• **Required work**
Among the entries, which lines carry the string "this"? Copy each of them.

┏━━

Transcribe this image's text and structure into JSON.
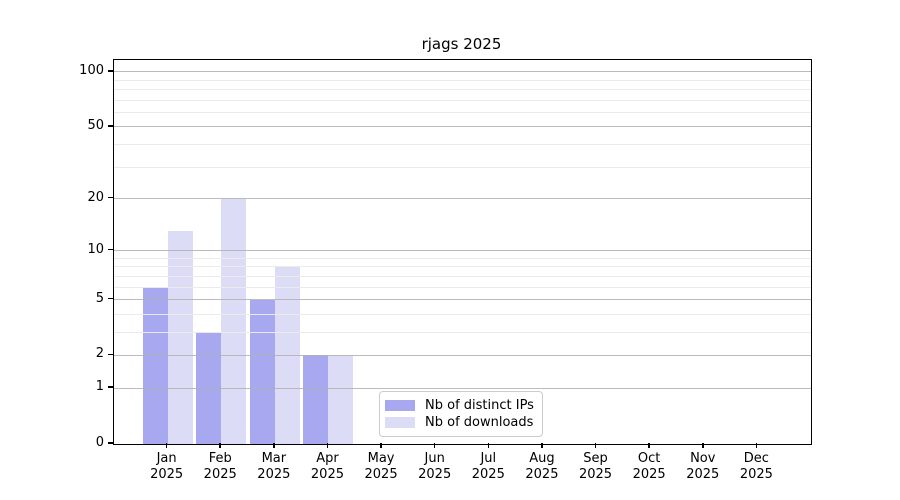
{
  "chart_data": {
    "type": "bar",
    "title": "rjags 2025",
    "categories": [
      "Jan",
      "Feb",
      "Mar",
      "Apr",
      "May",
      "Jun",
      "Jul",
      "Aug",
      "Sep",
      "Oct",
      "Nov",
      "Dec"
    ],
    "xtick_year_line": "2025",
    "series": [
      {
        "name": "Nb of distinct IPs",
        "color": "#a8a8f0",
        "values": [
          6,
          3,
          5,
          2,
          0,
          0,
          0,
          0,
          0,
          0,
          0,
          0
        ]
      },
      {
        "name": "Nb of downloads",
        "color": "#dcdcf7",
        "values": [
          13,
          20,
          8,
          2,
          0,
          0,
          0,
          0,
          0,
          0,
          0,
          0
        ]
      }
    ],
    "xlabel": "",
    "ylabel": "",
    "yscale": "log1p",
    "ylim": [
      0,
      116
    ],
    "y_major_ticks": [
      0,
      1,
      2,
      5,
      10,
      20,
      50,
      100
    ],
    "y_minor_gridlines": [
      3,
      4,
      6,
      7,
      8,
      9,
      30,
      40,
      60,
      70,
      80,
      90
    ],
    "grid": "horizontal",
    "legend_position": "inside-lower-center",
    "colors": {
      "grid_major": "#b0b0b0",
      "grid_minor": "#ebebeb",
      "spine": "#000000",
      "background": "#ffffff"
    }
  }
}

┗━━
┏━━

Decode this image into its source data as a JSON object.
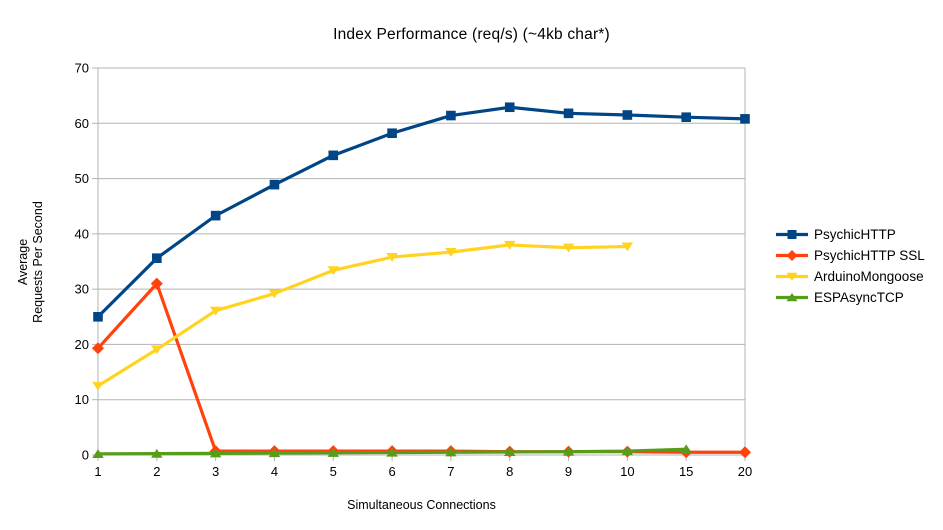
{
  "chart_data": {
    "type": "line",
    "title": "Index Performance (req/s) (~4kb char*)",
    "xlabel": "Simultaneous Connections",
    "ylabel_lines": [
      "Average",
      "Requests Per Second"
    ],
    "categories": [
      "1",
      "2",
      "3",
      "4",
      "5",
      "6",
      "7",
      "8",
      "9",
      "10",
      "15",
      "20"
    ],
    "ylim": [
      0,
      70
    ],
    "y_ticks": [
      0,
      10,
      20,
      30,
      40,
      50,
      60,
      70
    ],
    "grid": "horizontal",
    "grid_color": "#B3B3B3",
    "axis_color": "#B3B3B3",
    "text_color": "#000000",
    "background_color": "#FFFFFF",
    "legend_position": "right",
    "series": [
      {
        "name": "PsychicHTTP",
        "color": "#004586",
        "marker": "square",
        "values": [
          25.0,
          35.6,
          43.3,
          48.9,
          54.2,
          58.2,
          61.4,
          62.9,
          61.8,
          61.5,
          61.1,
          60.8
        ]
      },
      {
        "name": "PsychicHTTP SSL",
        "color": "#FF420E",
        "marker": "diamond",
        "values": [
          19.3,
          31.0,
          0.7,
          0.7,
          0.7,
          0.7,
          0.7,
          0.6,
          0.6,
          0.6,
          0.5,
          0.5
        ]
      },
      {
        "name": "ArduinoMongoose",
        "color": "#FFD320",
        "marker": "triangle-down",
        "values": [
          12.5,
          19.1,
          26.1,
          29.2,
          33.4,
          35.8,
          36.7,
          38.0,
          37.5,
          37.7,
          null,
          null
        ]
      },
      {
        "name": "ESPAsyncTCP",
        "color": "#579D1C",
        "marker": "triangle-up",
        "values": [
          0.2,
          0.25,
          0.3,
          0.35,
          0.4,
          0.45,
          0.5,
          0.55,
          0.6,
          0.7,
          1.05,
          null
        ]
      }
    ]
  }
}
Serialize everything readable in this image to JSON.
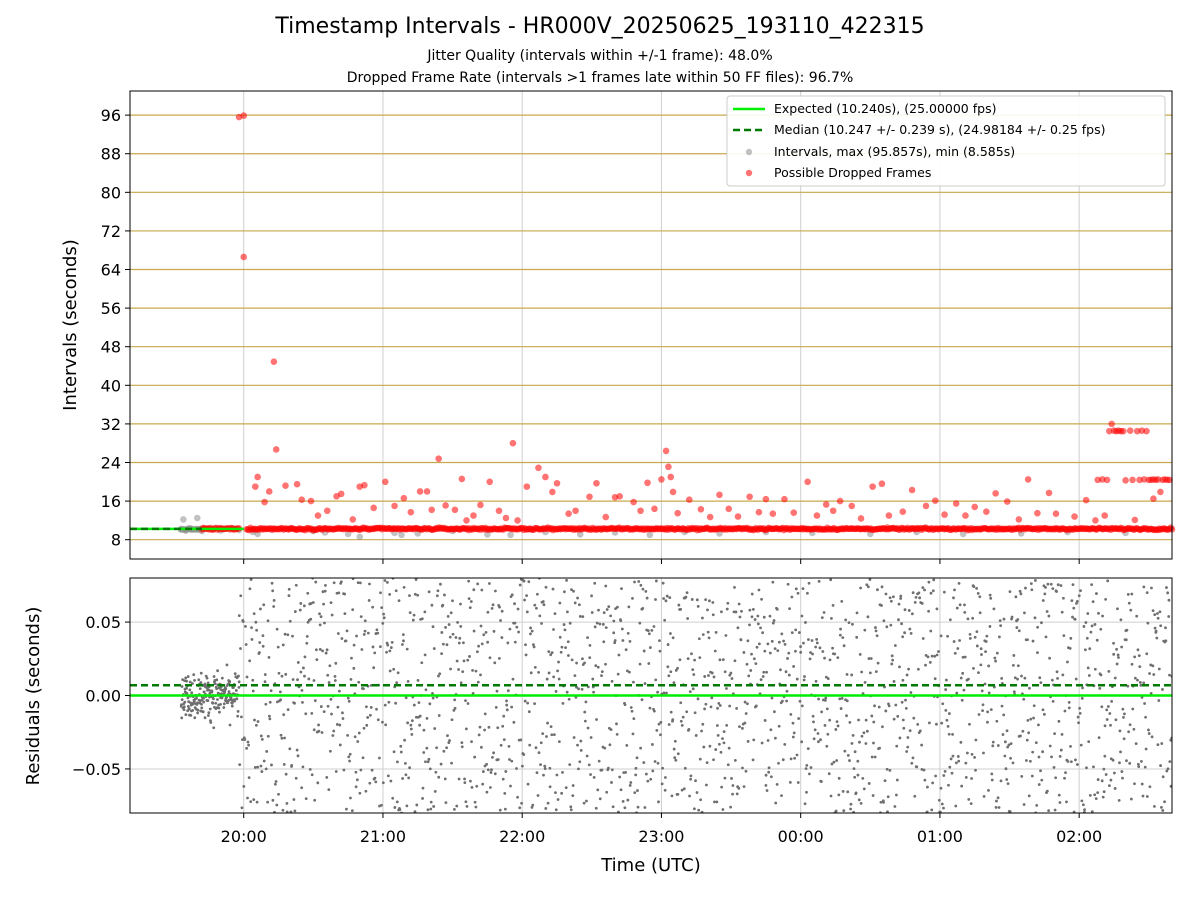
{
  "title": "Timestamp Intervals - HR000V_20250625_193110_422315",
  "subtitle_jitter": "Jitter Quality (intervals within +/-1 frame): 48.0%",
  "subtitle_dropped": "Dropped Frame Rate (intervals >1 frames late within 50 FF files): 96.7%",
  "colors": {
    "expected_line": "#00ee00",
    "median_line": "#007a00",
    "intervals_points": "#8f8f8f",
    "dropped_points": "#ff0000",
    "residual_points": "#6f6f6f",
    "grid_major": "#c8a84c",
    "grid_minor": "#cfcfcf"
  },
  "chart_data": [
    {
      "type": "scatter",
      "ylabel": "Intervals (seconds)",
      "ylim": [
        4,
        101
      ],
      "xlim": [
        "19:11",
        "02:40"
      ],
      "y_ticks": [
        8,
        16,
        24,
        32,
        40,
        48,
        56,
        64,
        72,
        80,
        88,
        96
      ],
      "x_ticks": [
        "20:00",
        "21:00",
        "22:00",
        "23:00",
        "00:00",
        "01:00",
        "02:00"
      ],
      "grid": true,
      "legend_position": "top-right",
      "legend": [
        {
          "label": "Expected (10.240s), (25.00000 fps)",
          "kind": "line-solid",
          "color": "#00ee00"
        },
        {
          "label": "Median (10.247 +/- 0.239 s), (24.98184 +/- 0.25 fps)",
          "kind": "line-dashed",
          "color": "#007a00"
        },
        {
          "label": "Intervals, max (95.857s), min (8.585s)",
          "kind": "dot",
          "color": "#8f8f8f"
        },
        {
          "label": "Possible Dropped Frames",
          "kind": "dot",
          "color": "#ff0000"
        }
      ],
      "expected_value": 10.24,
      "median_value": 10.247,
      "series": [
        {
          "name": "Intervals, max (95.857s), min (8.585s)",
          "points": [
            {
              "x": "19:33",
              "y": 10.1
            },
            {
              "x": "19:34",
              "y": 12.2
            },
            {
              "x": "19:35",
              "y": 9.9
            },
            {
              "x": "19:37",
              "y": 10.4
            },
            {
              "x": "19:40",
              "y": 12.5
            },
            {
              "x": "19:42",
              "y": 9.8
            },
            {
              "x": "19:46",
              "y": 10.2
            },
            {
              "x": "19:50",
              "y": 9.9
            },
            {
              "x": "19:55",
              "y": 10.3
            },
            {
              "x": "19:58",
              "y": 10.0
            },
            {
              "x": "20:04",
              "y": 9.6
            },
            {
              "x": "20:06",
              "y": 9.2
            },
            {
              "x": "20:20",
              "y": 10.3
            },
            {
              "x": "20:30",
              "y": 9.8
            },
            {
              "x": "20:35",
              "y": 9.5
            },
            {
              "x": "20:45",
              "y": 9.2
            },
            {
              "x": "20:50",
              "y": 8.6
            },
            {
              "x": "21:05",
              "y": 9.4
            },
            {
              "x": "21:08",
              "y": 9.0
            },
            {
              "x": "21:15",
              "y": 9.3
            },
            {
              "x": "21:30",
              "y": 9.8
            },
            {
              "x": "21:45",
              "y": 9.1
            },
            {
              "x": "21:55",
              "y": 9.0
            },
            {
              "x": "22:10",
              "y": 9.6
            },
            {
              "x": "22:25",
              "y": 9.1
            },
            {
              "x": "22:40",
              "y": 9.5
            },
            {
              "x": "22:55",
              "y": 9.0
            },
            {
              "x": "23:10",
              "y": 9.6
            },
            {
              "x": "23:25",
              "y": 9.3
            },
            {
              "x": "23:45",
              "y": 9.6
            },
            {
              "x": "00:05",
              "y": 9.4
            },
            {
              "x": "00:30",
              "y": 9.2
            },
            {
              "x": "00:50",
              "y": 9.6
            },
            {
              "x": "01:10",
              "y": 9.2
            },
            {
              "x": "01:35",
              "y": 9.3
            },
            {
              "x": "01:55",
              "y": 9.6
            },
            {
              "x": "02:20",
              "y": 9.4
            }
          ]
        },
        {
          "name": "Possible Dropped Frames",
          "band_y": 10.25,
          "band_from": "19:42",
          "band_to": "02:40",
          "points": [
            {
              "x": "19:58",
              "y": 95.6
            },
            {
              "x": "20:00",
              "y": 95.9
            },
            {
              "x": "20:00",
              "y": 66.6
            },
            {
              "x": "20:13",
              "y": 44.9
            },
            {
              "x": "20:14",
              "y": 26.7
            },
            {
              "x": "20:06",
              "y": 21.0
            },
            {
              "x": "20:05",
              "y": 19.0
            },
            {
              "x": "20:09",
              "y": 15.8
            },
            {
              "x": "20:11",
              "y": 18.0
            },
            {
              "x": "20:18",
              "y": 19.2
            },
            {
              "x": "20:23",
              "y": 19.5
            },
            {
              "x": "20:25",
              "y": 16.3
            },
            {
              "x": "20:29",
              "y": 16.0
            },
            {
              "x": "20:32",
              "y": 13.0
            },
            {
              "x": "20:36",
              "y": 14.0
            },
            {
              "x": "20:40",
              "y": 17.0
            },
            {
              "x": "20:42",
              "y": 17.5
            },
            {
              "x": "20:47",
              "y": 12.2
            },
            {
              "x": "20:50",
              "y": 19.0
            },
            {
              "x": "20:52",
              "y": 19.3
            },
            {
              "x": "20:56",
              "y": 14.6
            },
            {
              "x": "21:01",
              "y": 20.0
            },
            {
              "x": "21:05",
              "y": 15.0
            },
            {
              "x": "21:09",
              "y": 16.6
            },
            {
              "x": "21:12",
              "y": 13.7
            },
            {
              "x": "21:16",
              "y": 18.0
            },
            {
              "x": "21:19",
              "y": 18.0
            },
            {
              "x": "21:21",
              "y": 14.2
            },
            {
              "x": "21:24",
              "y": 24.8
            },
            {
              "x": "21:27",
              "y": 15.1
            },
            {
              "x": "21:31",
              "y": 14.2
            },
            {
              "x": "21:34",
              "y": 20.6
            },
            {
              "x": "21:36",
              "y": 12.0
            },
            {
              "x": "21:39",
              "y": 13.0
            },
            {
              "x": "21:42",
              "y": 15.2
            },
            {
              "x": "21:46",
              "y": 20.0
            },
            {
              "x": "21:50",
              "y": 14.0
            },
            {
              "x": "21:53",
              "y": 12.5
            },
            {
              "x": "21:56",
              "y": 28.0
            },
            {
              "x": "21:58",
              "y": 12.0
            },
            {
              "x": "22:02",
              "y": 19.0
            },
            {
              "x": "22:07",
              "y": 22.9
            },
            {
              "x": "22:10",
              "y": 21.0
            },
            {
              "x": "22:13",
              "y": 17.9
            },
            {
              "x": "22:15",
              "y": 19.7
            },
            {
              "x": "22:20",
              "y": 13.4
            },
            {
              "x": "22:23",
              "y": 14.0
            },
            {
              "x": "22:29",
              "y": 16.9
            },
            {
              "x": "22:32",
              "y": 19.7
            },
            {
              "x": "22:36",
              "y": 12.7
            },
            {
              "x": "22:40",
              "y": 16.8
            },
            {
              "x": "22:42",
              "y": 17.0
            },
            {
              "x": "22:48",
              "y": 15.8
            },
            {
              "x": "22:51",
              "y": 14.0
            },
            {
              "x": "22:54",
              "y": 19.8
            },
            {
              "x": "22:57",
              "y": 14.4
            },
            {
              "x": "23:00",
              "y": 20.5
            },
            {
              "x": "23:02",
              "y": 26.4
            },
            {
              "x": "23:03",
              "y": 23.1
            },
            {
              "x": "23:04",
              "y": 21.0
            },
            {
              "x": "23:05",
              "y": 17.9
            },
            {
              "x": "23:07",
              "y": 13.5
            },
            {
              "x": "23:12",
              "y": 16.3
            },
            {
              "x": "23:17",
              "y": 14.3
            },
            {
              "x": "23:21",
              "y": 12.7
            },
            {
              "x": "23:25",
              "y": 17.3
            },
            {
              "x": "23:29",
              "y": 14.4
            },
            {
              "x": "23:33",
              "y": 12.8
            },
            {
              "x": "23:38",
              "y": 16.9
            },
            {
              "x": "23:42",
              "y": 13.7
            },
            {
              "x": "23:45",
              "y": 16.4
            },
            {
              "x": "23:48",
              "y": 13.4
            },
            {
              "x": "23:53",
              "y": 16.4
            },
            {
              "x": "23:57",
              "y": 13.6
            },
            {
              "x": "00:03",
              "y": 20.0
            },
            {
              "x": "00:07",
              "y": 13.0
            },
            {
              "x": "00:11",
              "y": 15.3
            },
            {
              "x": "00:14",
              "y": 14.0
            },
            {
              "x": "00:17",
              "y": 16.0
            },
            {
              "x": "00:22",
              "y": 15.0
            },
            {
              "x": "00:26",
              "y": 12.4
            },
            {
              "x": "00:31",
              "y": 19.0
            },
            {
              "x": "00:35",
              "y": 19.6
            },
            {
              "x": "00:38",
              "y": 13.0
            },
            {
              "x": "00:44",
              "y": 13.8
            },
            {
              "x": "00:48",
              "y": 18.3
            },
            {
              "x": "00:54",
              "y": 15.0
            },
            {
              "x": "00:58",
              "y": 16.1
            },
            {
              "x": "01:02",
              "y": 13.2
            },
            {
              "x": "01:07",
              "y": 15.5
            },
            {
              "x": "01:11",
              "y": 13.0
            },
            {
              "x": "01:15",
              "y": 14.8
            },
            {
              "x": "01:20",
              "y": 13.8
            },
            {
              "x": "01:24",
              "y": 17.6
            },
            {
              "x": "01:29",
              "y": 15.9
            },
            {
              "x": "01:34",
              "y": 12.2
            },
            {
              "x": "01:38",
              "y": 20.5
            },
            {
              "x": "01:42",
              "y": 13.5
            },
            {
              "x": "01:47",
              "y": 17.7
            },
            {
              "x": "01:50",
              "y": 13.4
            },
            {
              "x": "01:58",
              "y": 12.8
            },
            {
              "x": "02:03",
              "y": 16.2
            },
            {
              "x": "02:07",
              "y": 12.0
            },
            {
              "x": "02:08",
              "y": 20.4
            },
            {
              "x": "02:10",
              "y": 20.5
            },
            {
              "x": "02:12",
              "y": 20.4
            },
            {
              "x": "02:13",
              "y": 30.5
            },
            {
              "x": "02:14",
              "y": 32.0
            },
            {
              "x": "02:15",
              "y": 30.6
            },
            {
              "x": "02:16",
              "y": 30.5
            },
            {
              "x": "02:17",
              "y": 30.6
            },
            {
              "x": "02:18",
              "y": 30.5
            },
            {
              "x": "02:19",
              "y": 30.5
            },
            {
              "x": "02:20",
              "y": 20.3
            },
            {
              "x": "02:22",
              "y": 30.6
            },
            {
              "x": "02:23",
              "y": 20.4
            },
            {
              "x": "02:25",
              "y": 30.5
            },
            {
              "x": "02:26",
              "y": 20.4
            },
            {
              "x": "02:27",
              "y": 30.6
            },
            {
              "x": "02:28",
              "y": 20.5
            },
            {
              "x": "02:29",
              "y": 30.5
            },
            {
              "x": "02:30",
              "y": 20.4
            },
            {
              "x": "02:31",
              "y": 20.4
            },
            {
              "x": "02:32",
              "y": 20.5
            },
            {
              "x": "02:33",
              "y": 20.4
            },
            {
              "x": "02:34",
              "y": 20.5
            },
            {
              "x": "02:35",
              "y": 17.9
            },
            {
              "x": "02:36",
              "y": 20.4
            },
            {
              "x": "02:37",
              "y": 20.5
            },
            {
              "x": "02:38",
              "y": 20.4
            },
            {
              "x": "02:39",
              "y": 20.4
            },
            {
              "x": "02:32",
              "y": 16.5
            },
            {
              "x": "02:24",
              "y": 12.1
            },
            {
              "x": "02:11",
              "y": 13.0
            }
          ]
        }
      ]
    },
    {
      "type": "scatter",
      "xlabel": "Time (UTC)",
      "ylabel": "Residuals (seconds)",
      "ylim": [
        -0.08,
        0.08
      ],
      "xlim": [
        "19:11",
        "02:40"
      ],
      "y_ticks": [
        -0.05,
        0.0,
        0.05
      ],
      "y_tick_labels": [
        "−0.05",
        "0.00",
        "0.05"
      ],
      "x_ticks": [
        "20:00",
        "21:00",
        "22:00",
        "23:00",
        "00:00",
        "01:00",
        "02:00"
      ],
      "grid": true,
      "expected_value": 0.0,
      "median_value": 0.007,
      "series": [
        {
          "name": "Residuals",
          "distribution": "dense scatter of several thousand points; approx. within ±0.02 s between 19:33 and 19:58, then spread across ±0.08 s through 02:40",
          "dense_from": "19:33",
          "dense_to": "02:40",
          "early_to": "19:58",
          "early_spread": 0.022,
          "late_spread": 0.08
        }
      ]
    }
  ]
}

┗━━

• **Output below**
Transcribe this image's text and structure into JSON.
Decode this image into its source data as a JSON object.
Serialize everything readable in this image to JSON.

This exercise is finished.